▶ WORK TO COMPLETE
Exactly reproduce the entries, dropping any pictures from your copy.

(Stored data entries)
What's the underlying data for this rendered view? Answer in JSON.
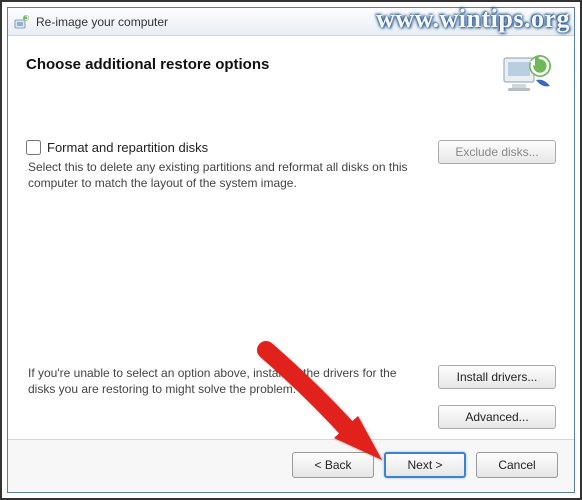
{
  "titlebar": {
    "title": "Re-image your computer"
  },
  "header": {
    "heading": "Choose additional restore options"
  },
  "format_section": {
    "checkbox_label": "Format and repartition disks",
    "description": "Select this to delete any existing partitions and reformat all disks on this computer to match the layout of the system image.",
    "exclude_button": "Exclude disks..."
  },
  "drivers_section": {
    "description": "If you're unable to select an option above, installing the drivers for the disks you are restoring to might solve the problem.",
    "install_button": "Install drivers...",
    "advanced_button": "Advanced..."
  },
  "footer": {
    "back": "< Back",
    "next": "Next >",
    "cancel": "Cancel"
  },
  "watermark": "www.wintips.org",
  "colors": {
    "accent": "#3b82d0",
    "arrow": "#e1201f"
  }
}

▶ EXERCISE RESULT
What's the underlying data for this rendered view? Answer in JSON.
{
  "titlebar": {
    "title": "Re-image your computer"
  },
  "header": {
    "heading": "Choose additional restore options"
  },
  "format_section": {
    "checkbox_label": "Format and repartition disks",
    "description": "Select this to delete any existing partitions and reformat all disks on this computer to match the layout of the system image.",
    "exclude_button": "Exclude disks..."
  },
  "drivers_section": {
    "description": "If you're unable to select an option above, installing the drivers for the disks you are restoring to might solve the problem.",
    "install_button": "Install drivers...",
    "advanced_button": "Advanced..."
  },
  "footer": {
    "back": "< Back",
    "next": "Next >",
    "cancel": "Cancel"
  },
  "watermark": "www.wintips.org",
  "colors": {
    "accent": "#3b82d0",
    "arrow": "#e1201f"
  }
}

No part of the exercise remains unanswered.